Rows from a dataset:
========================

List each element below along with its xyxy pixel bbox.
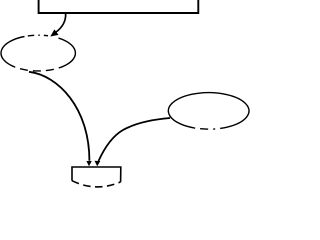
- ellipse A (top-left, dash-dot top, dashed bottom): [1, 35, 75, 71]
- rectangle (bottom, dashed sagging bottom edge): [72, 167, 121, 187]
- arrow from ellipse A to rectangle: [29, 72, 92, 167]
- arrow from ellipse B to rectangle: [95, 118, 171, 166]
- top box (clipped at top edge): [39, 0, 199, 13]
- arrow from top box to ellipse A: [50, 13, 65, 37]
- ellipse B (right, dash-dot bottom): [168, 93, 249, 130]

========================

Exercise prompt:
Copy every item above word for word, but leave out the pictures.

Finished answer:
List each element below along with its xyxy pixel bbox.
- ellipse A (top-left, dash-dot top, dashed bottom): [1, 35, 75, 71]
- rectangle (bottom, dashed sagging bottom edge): [72, 167, 121, 187]
- arrow from ellipse A to rectangle: [29, 72, 92, 167]
- arrow from ellipse B to rectangle: [95, 118, 171, 166]
- top box (clipped at top edge): [39, 0, 199, 13]
- arrow from top box to ellipse A: [50, 13, 65, 37]
- ellipse B (right, dash-dot bottom): [168, 93, 249, 130]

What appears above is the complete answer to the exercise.